Copy out every line of the material below word for word, leaving out the picture.

——

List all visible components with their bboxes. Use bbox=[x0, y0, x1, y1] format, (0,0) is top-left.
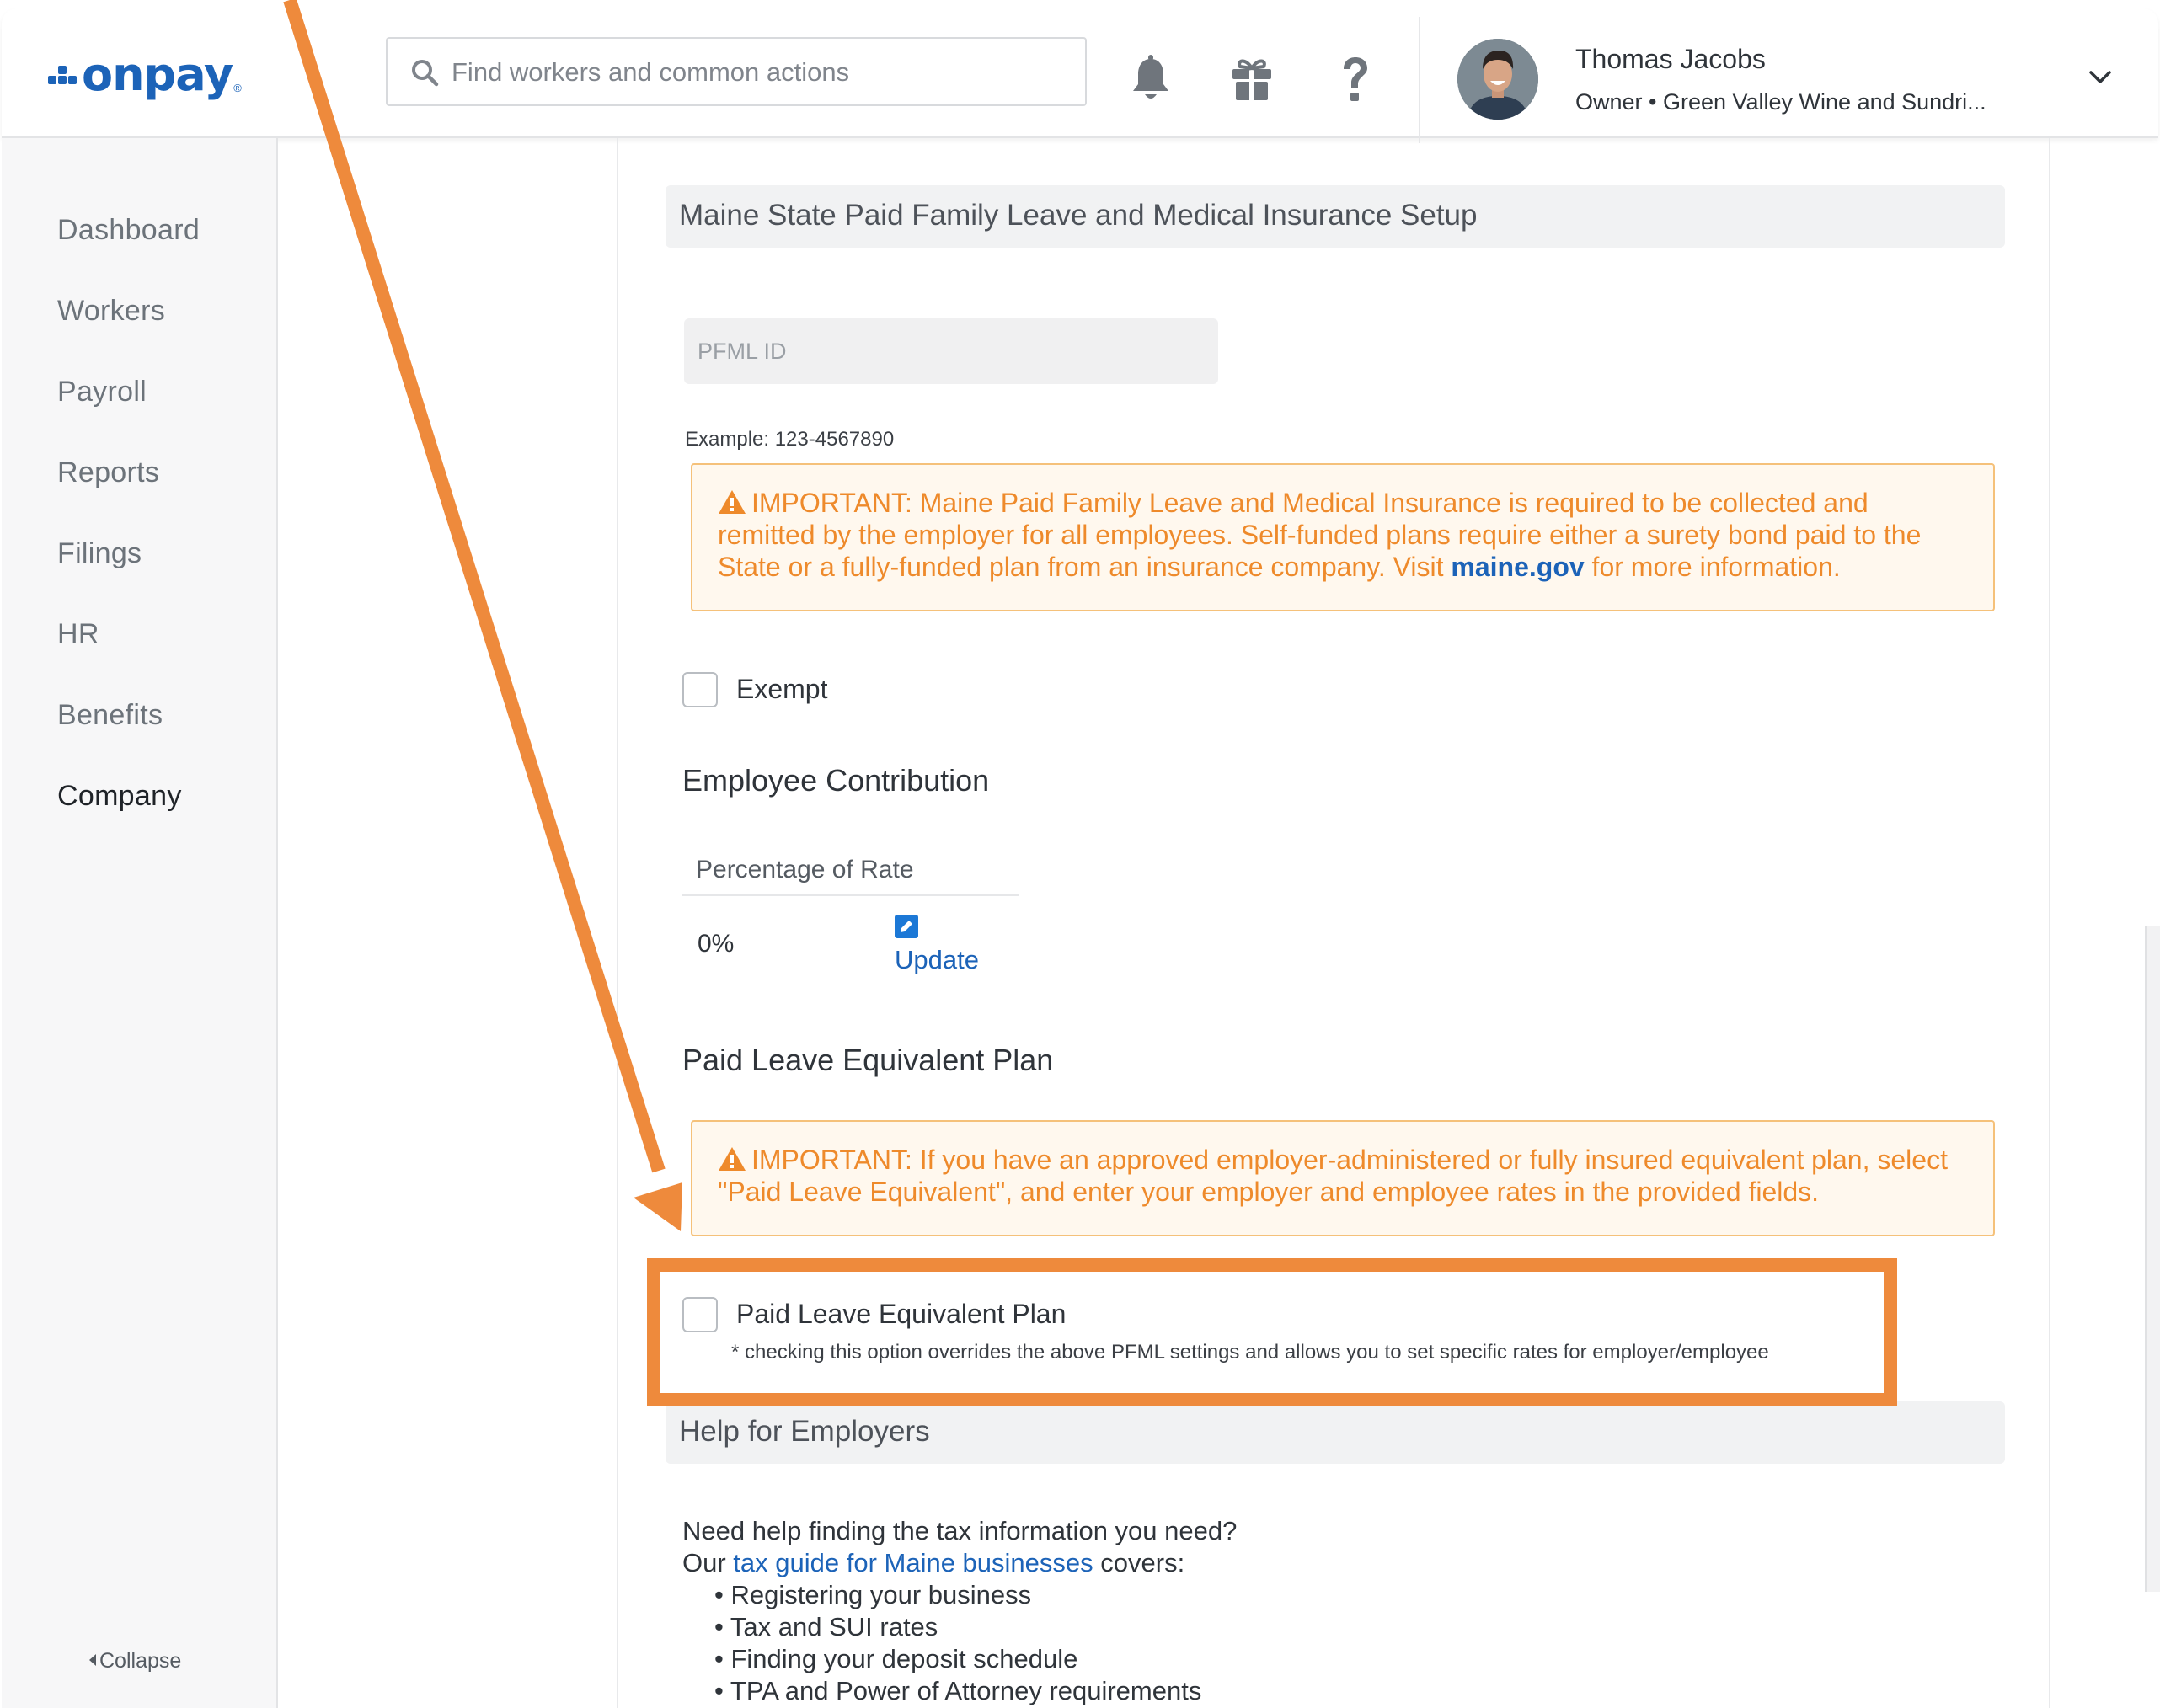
content-border-right bbox=[2049, 138, 2050, 1708]
help-line-2: Our tax guide for Maine businesses cover… bbox=[682, 1548, 1184, 1578]
sidebar: Dashboard Workers Payroll Reports Filing… bbox=[2, 138, 278, 1708]
pfml-id-field[interactable] bbox=[684, 318, 1218, 384]
alert-text-end: for more information. bbox=[1584, 552, 1841, 582]
pfml-example-hint: Example: 123-4567890 bbox=[685, 428, 895, 451]
maine-gov-link[interactable]: maine.gov bbox=[1451, 552, 1584, 582]
help-bullet: • Registering your business bbox=[714, 1580, 1032, 1609]
logo-text: onpay bbox=[82, 48, 233, 101]
registered-mark: ® bbox=[233, 82, 242, 94]
user-name[interactable]: Thomas Jacobs bbox=[1575, 44, 1766, 75]
annotation-highlight-box bbox=[647, 1258, 1897, 1406]
help-intro: Need help finding the tax information yo… bbox=[682, 1516, 1238, 1545]
paid-leave-equivalent-title: Paid Leave Equivalent Plan bbox=[682, 1043, 1054, 1077]
search-input[interactable] bbox=[450, 47, 1060, 98]
help-line-2-end: covers: bbox=[1093, 1548, 1185, 1577]
help-icon[interactable] bbox=[1331, 54, 1378, 104]
search-box[interactable] bbox=[386, 37, 1087, 106]
onpay-logo[interactable]: onpay ® bbox=[48, 52, 242, 98]
sidebar-item-workers[interactable]: Workers bbox=[57, 295, 165, 328]
percentage-of-rate-header: Percentage of Rate bbox=[696, 856, 914, 883]
help-section-title: Help for Employers bbox=[679, 1415, 930, 1448]
important-alert-ple: IMPORTANT: If you have an approved emplo… bbox=[691, 1120, 1995, 1236]
sidebar-item-filings[interactable]: Filings bbox=[57, 537, 142, 570]
help-bullet: • TPA and Power of Attorney requirements bbox=[714, 1676, 1202, 1705]
avatar[interactable] bbox=[1457, 39, 1538, 120]
sidebar-item-hr[interactable]: HR bbox=[57, 618, 99, 651]
help-bullet: • Tax and SUI rates bbox=[714, 1612, 938, 1641]
bell-icon[interactable] bbox=[1127, 54, 1174, 104]
update-link[interactable]: Update bbox=[895, 945, 979, 975]
chevron-down-icon[interactable] bbox=[2086, 67, 2115, 88]
ple-alert-text: IMPORTANT: If you have an approved emplo… bbox=[718, 1145, 1948, 1207]
contribution-percentage: 0% bbox=[698, 930, 735, 958]
search-icon bbox=[412, 60, 439, 87]
exempt-checkbox[interactable] bbox=[682, 672, 718, 707]
section-header-help: Help for Employers bbox=[666, 1401, 2005, 1464]
tax-guide-link[interactable]: tax guide for Maine businesses bbox=[733, 1548, 1093, 1577]
sidebar-item-dashboard[interactable]: Dashboard bbox=[57, 214, 200, 247]
sidebar-item-benefits[interactable]: Benefits bbox=[57, 699, 163, 732]
exempt-label: Exempt bbox=[736, 674, 828, 704]
sidebar-item-company[interactable]: Company bbox=[57, 780, 182, 813]
user-role[interactable]: Owner • Green Valley Wine and Sundri... bbox=[1575, 89, 1986, 115]
content-border-left bbox=[617, 138, 618, 1708]
warning-icon bbox=[719, 490, 746, 514]
employee-contribution-title: Employee Contribution bbox=[682, 763, 990, 798]
help-bullet: • Finding your deposit schedule bbox=[714, 1644, 1078, 1673]
sidebar-item-payroll[interactable]: Payroll bbox=[57, 376, 147, 408]
section-header-pfml: Maine State Paid Family Leave and Medica… bbox=[666, 185, 2005, 248]
collapse-label: Collapse bbox=[99, 1649, 182, 1673]
collapse-button[interactable]: Collapse bbox=[89, 1649, 181, 1673]
important-alert-pfml: IMPORTANT: Maine Paid Family Leave and M… bbox=[691, 463, 1995, 611]
user-photo-icon bbox=[1457, 39, 1538, 120]
top-bar: onpay ® Thomas Jacobs bbox=[2, 8, 2158, 143]
scrollbar[interactable] bbox=[2145, 926, 2160, 1592]
section-title: Maine State Paid Family Leave and Medica… bbox=[679, 199, 1478, 232]
logo-mark-icon bbox=[48, 61, 78, 89]
help-line-2-start: Our bbox=[682, 1548, 734, 1577]
edit-icon[interactable] bbox=[895, 915, 918, 938]
header-divider bbox=[1419, 17, 1420, 143]
gift-icon[interactable] bbox=[1228, 54, 1275, 104]
table-divider bbox=[682, 894, 1019, 896]
caret-left-icon bbox=[89, 1654, 96, 1666]
warning-icon bbox=[719, 1147, 746, 1171]
sidebar-item-reports[interactable]: Reports bbox=[57, 456, 159, 489]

——

Exercise response →
List all visible components with their bboxes. Use bbox=[x0, y0, x1, y1] format, (0,0) is top-left.
content-border-right bbox=[2049, 138, 2050, 1708]
help-line-2: Our tax guide for Maine businesses cover… bbox=[682, 1548, 1184, 1578]
sidebar: Dashboard Workers Payroll Reports Filing… bbox=[2, 138, 278, 1708]
pfml-id-field[interactable] bbox=[684, 318, 1218, 384]
alert-text-end: for more information. bbox=[1584, 552, 1841, 582]
pfml-example-hint: Example: 123-4567890 bbox=[685, 428, 895, 451]
maine-gov-link[interactable]: maine.gov bbox=[1451, 552, 1584, 582]
help-bullet: • Registering your business bbox=[714, 1580, 1032, 1609]
logo-text: onpay bbox=[82, 48, 233, 101]
registered-mark: ® bbox=[233, 82, 242, 94]
user-name[interactable]: Thomas Jacobs bbox=[1575, 44, 1766, 75]
annotation-highlight-box bbox=[647, 1258, 1897, 1406]
help-intro: Need help finding the tax information yo… bbox=[682, 1516, 1238, 1545]
paid-leave-equivalent-title: Paid Leave Equivalent Plan bbox=[682, 1043, 1054, 1077]
search-input[interactable] bbox=[450, 47, 1060, 98]
help-line-2-end: covers: bbox=[1093, 1548, 1185, 1577]
help-icon[interactable] bbox=[1331, 54, 1378, 104]
search-box[interactable] bbox=[386, 37, 1087, 106]
onpay-logo[interactable]: onpay ® bbox=[48, 52, 242, 98]
sidebar-item-workers[interactable]: Workers bbox=[57, 295, 165, 328]
percentage-of-rate-header: Percentage of Rate bbox=[696, 856, 914, 883]
help-section-title: Help for Employers bbox=[679, 1415, 930, 1448]
important-alert-ple: IMPORTANT: If you have an approved emplo… bbox=[691, 1120, 1995, 1236]
sidebar-item-filings[interactable]: Filings bbox=[57, 537, 142, 570]
help-bullet: • TPA and Power of Attorney requirements bbox=[714, 1676, 1202, 1705]
avatar[interactable] bbox=[1457, 39, 1538, 120]
sidebar-item-hr[interactable]: HR bbox=[57, 618, 99, 651]
help-bullet: • Tax and SUI rates bbox=[714, 1612, 938, 1641]
bell-icon[interactable] bbox=[1127, 54, 1174, 104]
update-link[interactable]: Update bbox=[895, 945, 979, 975]
chevron-down-icon[interactable] bbox=[2086, 67, 2115, 88]
ple-alert-text: IMPORTANT: If you have an approved emplo… bbox=[718, 1145, 1948, 1207]
contribution-percentage: 0% bbox=[698, 930, 735, 958]
search-icon bbox=[412, 60, 439, 87]
exempt-checkbox[interactable] bbox=[682, 672, 718, 707]
section-header-help: Help for Employers bbox=[666, 1401, 2005, 1464]
tax-guide-link[interactable]: tax guide for Maine businesses bbox=[733, 1548, 1093, 1577]
sidebar-item-dashboard[interactable]: Dashboard bbox=[57, 214, 200, 247]
sidebar-item-benefits[interactable]: Benefits bbox=[57, 699, 163, 732]
exempt-label: Exempt bbox=[736, 674, 828, 704]
sidebar-item-company[interactable]: Company bbox=[57, 780, 182, 813]
user-role[interactable]: Owner • Green Valley Wine and Sundri... bbox=[1575, 89, 1986, 115]
content-border-left bbox=[617, 138, 618, 1708]
warning-icon bbox=[719, 490, 746, 514]
employee-contribution-title: Employee Contribution bbox=[682, 763, 990, 798]
help-bullet: • Finding your deposit schedule bbox=[714, 1644, 1078, 1673]
sidebar-item-payroll[interactable]: Payroll bbox=[57, 376, 147, 408]
section-header-pfml: Maine State Paid Family Leave and Medica… bbox=[666, 185, 2005, 248]
collapse-label: Collapse bbox=[99, 1649, 182, 1673]
collapse-button[interactable]: Collapse bbox=[89, 1649, 181, 1673]
important-alert-pfml: IMPORTANT: Maine Paid Family Leave and M… bbox=[691, 463, 1995, 611]
user-photo-icon bbox=[1457, 39, 1538, 120]
top-bar: onpay ® Thomas Jacobs bbox=[2, 8, 2158, 143]
scrollbar[interactable] bbox=[2145, 926, 2160, 1592]
section-title: Maine State Paid Family Leave and Medica… bbox=[679, 199, 1478, 232]
logo-mark-icon bbox=[48, 61, 78, 89]
help-line-2-start: Our bbox=[682, 1548, 734, 1577]
edit-icon[interactable] bbox=[895, 915, 918, 938]
header-divider bbox=[1419, 17, 1420, 143]
gift-icon[interactable] bbox=[1228, 54, 1275, 104]
table-divider bbox=[682, 894, 1019, 896]
caret-left-icon bbox=[89, 1654, 96, 1666]
warning-icon bbox=[719, 1147, 746, 1171]
sidebar-item-reports[interactable]: Reports bbox=[57, 456, 159, 489]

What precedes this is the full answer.